=== What is required ===
Your task is to return the span of lines beginning at the one with "Give me the" and ending at the last line of the data, exactly as it stands.

Data entries:

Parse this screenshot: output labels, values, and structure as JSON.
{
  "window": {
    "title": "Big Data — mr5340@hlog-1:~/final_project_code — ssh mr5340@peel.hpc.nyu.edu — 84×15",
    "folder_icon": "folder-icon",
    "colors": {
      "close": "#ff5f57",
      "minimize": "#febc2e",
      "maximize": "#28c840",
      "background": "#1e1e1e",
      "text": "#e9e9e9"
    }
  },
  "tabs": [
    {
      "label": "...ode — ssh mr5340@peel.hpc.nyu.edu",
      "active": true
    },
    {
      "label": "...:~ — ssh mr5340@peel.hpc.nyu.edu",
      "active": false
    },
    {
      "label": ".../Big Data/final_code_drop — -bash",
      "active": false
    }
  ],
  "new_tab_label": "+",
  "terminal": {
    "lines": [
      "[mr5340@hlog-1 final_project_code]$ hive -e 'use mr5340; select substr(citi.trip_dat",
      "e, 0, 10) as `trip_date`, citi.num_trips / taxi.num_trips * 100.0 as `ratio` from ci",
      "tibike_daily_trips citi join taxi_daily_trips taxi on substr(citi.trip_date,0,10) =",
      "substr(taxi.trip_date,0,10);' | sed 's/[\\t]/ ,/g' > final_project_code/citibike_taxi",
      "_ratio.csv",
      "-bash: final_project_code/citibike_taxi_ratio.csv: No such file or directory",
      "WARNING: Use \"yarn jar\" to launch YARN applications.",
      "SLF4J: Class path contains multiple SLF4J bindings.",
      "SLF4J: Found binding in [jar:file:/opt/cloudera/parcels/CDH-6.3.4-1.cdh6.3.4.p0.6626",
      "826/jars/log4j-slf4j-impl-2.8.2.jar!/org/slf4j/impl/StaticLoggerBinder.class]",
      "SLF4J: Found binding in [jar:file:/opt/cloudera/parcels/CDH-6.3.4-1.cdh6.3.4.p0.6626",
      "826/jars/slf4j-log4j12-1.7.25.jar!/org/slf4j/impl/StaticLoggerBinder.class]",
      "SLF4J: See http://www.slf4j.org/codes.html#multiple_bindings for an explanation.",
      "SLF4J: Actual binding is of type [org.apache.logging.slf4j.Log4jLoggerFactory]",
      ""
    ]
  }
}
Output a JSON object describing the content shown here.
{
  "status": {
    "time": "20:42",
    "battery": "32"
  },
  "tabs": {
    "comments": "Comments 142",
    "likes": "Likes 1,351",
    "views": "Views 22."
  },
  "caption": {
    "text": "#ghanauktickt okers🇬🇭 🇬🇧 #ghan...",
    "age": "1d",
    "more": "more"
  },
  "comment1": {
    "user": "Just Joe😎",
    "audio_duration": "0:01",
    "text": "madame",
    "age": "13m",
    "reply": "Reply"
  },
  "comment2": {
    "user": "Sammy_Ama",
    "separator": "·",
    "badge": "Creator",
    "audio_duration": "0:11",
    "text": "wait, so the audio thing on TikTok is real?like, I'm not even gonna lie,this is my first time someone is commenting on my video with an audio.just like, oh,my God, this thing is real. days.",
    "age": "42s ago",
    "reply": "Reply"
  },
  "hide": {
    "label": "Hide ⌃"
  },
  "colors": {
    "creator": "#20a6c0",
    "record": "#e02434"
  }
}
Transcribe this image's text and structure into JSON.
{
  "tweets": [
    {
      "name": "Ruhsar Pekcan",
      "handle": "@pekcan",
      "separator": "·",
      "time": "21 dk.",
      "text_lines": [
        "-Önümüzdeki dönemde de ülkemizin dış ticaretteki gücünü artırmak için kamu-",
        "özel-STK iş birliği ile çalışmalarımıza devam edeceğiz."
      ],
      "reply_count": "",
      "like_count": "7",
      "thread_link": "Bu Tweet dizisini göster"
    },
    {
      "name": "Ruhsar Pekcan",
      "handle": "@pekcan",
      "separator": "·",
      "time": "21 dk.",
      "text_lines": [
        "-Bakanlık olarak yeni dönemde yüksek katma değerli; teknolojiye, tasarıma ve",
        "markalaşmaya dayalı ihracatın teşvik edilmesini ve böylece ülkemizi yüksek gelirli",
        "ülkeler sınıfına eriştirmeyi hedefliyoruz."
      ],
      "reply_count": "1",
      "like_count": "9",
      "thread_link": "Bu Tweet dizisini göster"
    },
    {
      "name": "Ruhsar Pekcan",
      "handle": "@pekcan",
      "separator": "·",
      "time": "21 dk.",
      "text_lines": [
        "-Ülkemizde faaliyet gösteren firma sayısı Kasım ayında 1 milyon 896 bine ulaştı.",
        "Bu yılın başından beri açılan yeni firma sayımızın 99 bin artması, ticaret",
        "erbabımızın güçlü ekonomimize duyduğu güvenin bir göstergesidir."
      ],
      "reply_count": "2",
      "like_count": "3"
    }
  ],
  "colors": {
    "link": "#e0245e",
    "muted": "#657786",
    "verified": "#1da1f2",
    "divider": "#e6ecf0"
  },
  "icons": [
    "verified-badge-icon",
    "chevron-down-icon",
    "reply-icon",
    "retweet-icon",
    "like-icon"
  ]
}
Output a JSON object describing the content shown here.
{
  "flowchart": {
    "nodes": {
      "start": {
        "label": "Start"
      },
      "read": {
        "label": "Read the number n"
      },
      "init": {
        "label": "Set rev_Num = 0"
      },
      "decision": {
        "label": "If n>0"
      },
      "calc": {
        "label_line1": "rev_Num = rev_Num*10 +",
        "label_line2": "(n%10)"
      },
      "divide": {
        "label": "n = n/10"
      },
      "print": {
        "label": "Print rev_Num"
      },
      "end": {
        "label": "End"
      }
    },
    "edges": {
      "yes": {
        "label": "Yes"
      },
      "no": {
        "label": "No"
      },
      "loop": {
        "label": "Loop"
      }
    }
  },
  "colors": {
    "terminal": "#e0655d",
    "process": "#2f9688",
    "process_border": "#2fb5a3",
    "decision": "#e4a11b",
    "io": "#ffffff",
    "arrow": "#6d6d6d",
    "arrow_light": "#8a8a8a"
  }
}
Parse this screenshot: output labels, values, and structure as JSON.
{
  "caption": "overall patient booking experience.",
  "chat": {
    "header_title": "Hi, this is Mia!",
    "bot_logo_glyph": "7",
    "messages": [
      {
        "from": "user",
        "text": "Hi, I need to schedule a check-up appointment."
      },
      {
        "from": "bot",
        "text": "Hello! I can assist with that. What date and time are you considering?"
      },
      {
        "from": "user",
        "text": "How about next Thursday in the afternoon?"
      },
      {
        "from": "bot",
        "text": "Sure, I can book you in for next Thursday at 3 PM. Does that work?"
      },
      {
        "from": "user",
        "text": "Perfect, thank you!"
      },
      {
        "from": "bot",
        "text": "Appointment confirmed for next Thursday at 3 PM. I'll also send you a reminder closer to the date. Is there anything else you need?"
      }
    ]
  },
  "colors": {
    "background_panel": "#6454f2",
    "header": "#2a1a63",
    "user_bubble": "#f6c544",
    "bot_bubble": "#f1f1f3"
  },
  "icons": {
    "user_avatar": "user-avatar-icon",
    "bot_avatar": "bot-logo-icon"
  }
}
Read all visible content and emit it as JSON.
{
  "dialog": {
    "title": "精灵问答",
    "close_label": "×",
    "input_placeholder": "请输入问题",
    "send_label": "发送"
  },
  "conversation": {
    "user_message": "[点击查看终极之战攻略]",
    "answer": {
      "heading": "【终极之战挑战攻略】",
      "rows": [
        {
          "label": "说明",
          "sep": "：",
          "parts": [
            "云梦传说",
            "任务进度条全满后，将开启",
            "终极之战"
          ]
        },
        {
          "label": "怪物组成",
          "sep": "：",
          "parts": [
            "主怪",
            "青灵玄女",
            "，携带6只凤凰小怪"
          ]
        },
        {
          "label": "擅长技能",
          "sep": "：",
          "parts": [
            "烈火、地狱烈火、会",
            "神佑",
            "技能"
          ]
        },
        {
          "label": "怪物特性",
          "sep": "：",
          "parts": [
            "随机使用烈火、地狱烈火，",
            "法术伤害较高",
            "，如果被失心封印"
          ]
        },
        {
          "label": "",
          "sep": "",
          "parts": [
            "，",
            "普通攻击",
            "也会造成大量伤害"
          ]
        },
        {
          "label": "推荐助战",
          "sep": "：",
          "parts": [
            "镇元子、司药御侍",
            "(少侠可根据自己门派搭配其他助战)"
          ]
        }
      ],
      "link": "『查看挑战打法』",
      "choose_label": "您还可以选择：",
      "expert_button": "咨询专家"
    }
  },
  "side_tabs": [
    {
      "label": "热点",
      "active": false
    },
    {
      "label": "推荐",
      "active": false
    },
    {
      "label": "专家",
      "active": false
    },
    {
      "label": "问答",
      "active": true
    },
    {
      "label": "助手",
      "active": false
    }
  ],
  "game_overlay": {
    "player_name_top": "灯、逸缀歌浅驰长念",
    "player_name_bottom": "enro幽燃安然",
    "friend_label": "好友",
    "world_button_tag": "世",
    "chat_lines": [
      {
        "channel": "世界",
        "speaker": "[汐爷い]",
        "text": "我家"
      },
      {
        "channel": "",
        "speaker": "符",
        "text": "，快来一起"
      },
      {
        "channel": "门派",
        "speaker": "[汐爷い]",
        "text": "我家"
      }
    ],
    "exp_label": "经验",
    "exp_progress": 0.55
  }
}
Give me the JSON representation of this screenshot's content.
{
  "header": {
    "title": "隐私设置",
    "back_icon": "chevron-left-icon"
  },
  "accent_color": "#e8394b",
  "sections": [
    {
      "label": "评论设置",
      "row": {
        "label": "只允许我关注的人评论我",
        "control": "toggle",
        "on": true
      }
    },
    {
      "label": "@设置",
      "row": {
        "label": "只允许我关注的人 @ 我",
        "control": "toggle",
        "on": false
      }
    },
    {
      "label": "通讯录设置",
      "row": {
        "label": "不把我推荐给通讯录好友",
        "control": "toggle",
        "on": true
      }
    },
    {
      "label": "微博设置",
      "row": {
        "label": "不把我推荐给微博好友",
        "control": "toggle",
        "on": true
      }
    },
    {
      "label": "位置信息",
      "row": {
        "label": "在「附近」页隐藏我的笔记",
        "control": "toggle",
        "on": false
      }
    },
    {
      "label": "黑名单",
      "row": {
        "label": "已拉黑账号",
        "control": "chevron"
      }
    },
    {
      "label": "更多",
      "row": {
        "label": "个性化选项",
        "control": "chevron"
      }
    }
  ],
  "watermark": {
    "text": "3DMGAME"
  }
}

=== Answer below ===
Give me the JSON representation of this screenshot's content.
{
  "header": {
    "title": "隐私设置",
    "back_icon": "chevron-left-icon"
  },
  "accent_color": "#e8394b",
  "sections": [
    {
      "label": "评论设置",
      "row": {
        "label": "只允许我关注的人评论我",
        "control": "toggle",
        "on": true
      }
    },
    {
      "label": "@设置",
      "row": {
        "label": "只允许我关注的人 @ 我",
        "control": "toggle",
        "on": false
      }
    },
    {
      "label": "通讯录设置",
      "row": {
        "label": "不把我推荐给通讯录好友",
        "control": "toggle",
        "on": true
      }
    },
    {
      "label": "微博设置",
      "row": {
        "label": "不把我推荐给微博好友",
        "control": "toggle",
        "on": true
      }
    },
    {
      "label": "位置信息",
      "row": {
        "label": "在「附近」页隐藏我的笔记",
        "control": "toggle",
        "on": false
      }
    },
    {
      "label": "黑名单",
      "row": {
        "label": "已拉黑账号",
        "control": "chevron"
      }
    },
    {
      "label": "更多",
      "row": {
        "label": "个性化选项",
        "control": "chevron"
      }
    }
  ],
  "watermark": {
    "text": "3DMGAME"
  }
}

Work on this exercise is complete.